SET TASK => Give every entry again, word for word.

##############################

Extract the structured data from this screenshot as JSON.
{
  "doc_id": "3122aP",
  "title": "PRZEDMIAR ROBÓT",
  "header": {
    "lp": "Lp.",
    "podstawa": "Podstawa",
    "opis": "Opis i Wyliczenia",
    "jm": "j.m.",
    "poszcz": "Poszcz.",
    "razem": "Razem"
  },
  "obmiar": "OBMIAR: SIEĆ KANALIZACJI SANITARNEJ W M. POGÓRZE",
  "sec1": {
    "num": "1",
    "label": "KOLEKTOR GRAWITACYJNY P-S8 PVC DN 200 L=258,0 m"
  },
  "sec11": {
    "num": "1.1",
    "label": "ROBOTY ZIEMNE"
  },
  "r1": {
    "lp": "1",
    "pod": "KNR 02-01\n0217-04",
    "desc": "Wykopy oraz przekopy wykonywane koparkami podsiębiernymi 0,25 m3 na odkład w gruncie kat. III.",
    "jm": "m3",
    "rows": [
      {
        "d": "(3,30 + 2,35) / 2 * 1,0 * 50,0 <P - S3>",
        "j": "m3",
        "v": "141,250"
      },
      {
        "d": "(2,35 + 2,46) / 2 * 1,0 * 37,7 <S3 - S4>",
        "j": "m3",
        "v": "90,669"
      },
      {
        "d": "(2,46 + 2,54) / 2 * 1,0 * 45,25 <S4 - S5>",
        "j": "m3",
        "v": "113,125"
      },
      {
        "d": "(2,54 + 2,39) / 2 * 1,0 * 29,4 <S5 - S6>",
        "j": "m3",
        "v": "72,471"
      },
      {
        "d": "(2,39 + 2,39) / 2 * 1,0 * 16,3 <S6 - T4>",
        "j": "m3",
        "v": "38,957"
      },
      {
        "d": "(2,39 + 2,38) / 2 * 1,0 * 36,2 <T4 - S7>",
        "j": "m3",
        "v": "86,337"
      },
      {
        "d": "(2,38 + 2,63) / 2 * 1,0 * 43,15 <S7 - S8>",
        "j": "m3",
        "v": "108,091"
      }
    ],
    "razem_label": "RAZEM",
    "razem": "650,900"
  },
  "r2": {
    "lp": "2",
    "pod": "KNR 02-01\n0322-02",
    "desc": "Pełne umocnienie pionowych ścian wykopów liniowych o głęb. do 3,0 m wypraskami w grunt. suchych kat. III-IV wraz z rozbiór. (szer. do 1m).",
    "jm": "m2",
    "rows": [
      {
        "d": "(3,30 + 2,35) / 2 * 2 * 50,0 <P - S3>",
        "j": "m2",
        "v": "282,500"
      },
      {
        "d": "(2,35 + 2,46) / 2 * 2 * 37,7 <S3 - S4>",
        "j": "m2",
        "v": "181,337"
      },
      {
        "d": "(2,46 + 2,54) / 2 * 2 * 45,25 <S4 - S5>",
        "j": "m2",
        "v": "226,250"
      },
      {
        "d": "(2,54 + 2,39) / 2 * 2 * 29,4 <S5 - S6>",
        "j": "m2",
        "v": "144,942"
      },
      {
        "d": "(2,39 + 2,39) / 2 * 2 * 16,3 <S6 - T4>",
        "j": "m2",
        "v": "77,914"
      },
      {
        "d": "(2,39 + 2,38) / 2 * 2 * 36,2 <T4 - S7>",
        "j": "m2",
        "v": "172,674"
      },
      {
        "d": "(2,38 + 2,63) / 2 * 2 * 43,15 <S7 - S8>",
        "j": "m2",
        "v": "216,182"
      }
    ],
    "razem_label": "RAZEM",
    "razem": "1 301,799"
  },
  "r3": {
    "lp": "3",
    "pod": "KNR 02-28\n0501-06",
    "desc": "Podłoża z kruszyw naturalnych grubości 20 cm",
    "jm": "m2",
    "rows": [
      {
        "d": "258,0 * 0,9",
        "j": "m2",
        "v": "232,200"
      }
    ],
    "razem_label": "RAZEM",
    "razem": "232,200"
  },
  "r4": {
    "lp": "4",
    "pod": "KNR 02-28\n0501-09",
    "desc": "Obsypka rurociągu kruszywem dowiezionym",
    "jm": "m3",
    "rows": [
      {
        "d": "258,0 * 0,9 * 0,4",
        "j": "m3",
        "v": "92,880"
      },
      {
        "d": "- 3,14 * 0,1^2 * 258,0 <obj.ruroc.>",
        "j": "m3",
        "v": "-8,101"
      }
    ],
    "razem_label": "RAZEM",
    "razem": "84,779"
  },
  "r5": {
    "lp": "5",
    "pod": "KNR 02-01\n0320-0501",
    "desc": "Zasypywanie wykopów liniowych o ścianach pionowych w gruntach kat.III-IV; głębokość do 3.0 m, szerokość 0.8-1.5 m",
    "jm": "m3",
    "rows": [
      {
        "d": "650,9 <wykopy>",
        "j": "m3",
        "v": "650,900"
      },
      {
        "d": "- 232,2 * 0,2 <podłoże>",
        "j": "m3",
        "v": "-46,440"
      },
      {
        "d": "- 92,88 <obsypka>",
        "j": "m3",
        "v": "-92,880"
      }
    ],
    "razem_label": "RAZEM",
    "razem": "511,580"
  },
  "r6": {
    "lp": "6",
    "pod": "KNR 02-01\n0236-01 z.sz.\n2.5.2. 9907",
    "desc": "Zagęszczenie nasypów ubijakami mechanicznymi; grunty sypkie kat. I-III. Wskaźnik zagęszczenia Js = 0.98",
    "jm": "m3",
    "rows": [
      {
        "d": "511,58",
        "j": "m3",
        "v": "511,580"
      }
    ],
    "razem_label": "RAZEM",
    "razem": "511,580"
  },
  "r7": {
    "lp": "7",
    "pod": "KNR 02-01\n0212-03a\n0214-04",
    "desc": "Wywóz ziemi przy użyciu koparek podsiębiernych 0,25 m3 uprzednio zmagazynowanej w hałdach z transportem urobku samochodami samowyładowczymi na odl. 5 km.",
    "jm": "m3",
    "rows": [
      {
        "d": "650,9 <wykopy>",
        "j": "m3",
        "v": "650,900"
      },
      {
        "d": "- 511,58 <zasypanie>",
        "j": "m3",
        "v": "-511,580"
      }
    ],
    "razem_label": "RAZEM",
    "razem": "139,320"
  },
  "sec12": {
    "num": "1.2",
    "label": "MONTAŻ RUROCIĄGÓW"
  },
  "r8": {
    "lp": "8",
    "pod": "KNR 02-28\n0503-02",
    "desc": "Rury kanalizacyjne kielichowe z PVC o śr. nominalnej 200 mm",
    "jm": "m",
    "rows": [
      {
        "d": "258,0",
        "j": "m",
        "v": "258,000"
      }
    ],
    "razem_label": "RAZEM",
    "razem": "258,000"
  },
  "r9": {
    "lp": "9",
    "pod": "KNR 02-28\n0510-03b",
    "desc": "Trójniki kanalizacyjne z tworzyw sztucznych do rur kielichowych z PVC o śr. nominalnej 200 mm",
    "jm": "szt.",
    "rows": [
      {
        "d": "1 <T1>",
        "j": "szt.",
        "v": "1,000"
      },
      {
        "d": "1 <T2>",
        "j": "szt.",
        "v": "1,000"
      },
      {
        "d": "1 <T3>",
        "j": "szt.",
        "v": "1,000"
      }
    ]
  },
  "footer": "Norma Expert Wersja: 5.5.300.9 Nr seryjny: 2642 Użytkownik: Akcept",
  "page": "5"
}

##############################

CORRECT OUTPUT =>
Extract the structured data from this screenshot as JSON.
{
  "doc_id": "3122aP",
  "title": "PRZEDMIAR ROBÓT",
  "header": {
    "lp": "Lp.",
    "podstawa": "Podstawa",
    "opis": "Opis i Wyliczenia",
    "jm": "j.m.",
    "poszcz": "Poszcz.",
    "razem": "Razem"
  },
  "obmiar": "OBMIAR: SIEĆ KANALIZACJI SANITARNEJ W M. POGÓRZE",
  "sec1": {
    "num": "1",
    "label": "KOLEKTOR GRAWITACYJNY P-S8 PVC DN 200 L=258,0 m"
  },
  "sec11": {
    "num": "1.1",
    "label": "ROBOTY ZIEMNE"
  },
  "r1": {
    "lp": "1",
    "pod": "KNR 02-01\n0217-04",
    "desc": "Wykopy oraz przekopy wykonywane koparkami podsiębiernymi 0,25 m3 na odkład w gruncie kat. III.",
    "jm": "m3",
    "rows": [
      {
        "d": "(3,30 + 2,35) / 2 * 1,0 * 50,0 <P - S3>",
        "j": "m3",
        "v": "141,250"
      },
      {
        "d": "(2,35 + 2,46) / 2 * 1,0 * 37,7 <S3 - S4>",
        "j": "m3",
        "v": "90,669"
      },
      {
        "d": "(2,46 + 2,54) / 2 * 1,0 * 45,25 <S4 - S5>",
        "j": "m3",
        "v": "113,125"
      },
      {
        "d": "(2,54 + 2,39) / 2 * 1,0 * 29,4 <S5 - S6>",
        "j": "m3",
        "v": "72,471"
      },
      {
        "d": "(2,39 + 2,39) / 2 * 1,0 * 16,3 <S6 - T4>",
        "j": "m3",
        "v": "38,957"
      },
      {
        "d": "(2,39 + 2,38) / 2 * 1,0 * 36,2 <T4 - S7>",
        "j": "m3",
        "v": "86,337"
      },
      {
        "d": "(2,38 + 2,63) / 2 * 1,0 * 43,15 <S7 - S8>",
        "j": "m3",
        "v": "108,091"
      }
    ],
    "razem_label": "RAZEM",
    "razem": "650,900"
  },
  "r2": {
    "lp": "2",
    "pod": "KNR 02-01\n0322-02",
    "desc": "Pełne umocnienie pionowych ścian wykopów liniowych o głęb. do 3,0 m wypraskami w grunt. suchych kat. III-IV wraz z rozbiór. (szer. do 1m).",
    "jm": "m2",
    "rows": [
      {
        "d": "(3,30 + 2,35) / 2 * 2 * 50,0 <P - S3>",
        "j": "m2",
        "v": "282,500"
      },
      {
        "d": "(2,35 + 2,46) / 2 * 2 * 37,7 <S3 - S4>",
        "j": "m2",
        "v": "181,337"
      },
      {
        "d": "(2,46 + 2,54) / 2 * 2 * 45,25 <S4 - S5>",
        "j": "m2",
        "v": "226,250"
      },
      {
        "d": "(2,54 + 2,39) / 2 * 2 * 29,4 <S5 - S6>",
        "j": "m2",
        "v": "144,942"
      },
      {
        "d": "(2,39 + 2,39) / 2 * 2 * 16,3 <S6 - T4>",
        "j": "m2",
        "v": "77,914"
      },
      {
        "d": "(2,39 + 2,38) / 2 * 2 * 36,2 <T4 - S7>",
        "j": "m2",
        "v": "172,674"
      },
      {
        "d": "(2,38 + 2,63) / 2 * 2 * 43,15 <S7 - S8>",
        "j": "m2",
        "v": "216,182"
      }
    ],
    "razem_label": "RAZEM",
    "razem": "1 301,799"
  },
  "r3": {
    "lp": "3",
    "pod": "KNR 02-28\n0501-06",
    "desc": "Podłoża z kruszyw naturalnych grubości 20 cm",
    "jm": "m2",
    "rows": [
      {
        "d": "258,0 * 0,9",
        "j": "m2",
        "v": "232,200"
      }
    ],
    "razem_label": "RAZEM",
    "razem": "232,200"
  },
  "r4": {
    "lp": "4",
    "pod": "KNR 02-28\n0501-09",
    "desc": "Obsypka rurociągu kruszywem dowiezionym",
    "jm": "m3",
    "rows": [
      {
        "d": "258,0 * 0,9 * 0,4",
        "j": "m3",
        "v": "92,880"
      },
      {
        "d": "- 3,14 * 0,1^2 * 258,0 <obj.ruroc.>",
        "j": "m3",
        "v": "-8,101"
      }
    ],
    "razem_label": "RAZEM",
    "razem": "84,779"
  },
  "r5": {
    "lp": "5",
    "pod": "KNR 02-01\n0320-0501",
    "desc": "Zasypywanie wykopów liniowych o ścianach pionowych w gruntach kat.III-IV; głębokość do 3.0 m, szerokość 0.8-1.5 m",
    "jm": "m3",
    "rows": [
      {
        "d": "650,9 <wykopy>",
        "j": "m3",
        "v": "650,900"
      },
      {
        "d": "- 232,2 * 0,2 <podłoże>",
        "j": "m3",
        "v": "-46,440"
      },
      {
        "d": "- 92,88 <obsypka>",
        "j": "m3",
        "v": "-92,880"
      }
    ],
    "razem_label": "RAZEM",
    "razem": "511,580"
  },
  "r6": {
    "lp": "6",
    "pod": "KNR 02-01\n0236-01 z.sz.\n2.5.2. 9907",
    "desc": "Zagęszczenie nasypów ubijakami mechanicznymi; grunty sypkie kat. I-III. Wskaźnik zagęszczenia Js = 0.98",
    "jm": "m3",
    "rows": [
      {
        "d": "511,58",
        "j": "m3",
        "v": "511,580"
      }
    ],
    "razem_label": "RAZEM",
    "razem": "511,580"
  },
  "r7": {
    "lp": "7",
    "pod": "KNR 02-01\n0212-03a\n0214-04",
    "desc": "Wywóz ziemi przy użyciu koparek podsiębiernych 0,25 m3 uprzednio zmagazynowanej w hałdach z transportem urobku samochodami samowyładowczymi na odl. 5 km.",
    "jm": "m3",
    "rows": [
      {
        "d": "650,9 <wykopy>",
        "j": "m3",
        "v": "650,900"
      },
      {
        "d": "- 511,58 <zasypanie>",
        "j": "m3",
        "v": "-511,580"
      }
    ],
    "razem_label": "RAZEM",
    "razem": "139,320"
  },
  "sec12": {
    "num": "1.2",
    "label": "MONTAŻ RUROCIĄGÓW"
  },
  "r8": {
    "lp": "8",
    "pod": "KNR 02-28\n0503-02",
    "desc": "Rury kanalizacyjne kielichowe z PVC o śr. nominalnej 200 mm",
    "jm": "m",
    "rows": [
      {
        "d": "258,0",
        "j": "m",
        "v": "258,000"
      }
    ],
    "razem_label": "RAZEM",
    "razem": "258,000"
  },
  "r9": {
    "lp": "9",
    "pod": "KNR 02-28\n0510-03b",
    "desc": "Trójniki kanalizacyjne z tworzyw sztucznych do rur kielichowych z PVC o śr. nominalnej 200 mm",
    "jm": "szt.",
    "rows": [
      {
        "d": "1 <T1>",
        "j": "szt.",
        "v": "1,000"
      },
      {
        "d": "1 <T2>",
        "j": "szt.",
        "v": "1,000"
      },
      {
        "d": "1 <T3>",
        "j": "szt.",
        "v": "1,000"
      }
    ]
  },
  "footer": "Norma Expert Wersja: 5.5.300.9 Nr seryjny: 2642 Użytkownik: Akcept",
  "page": "5"
}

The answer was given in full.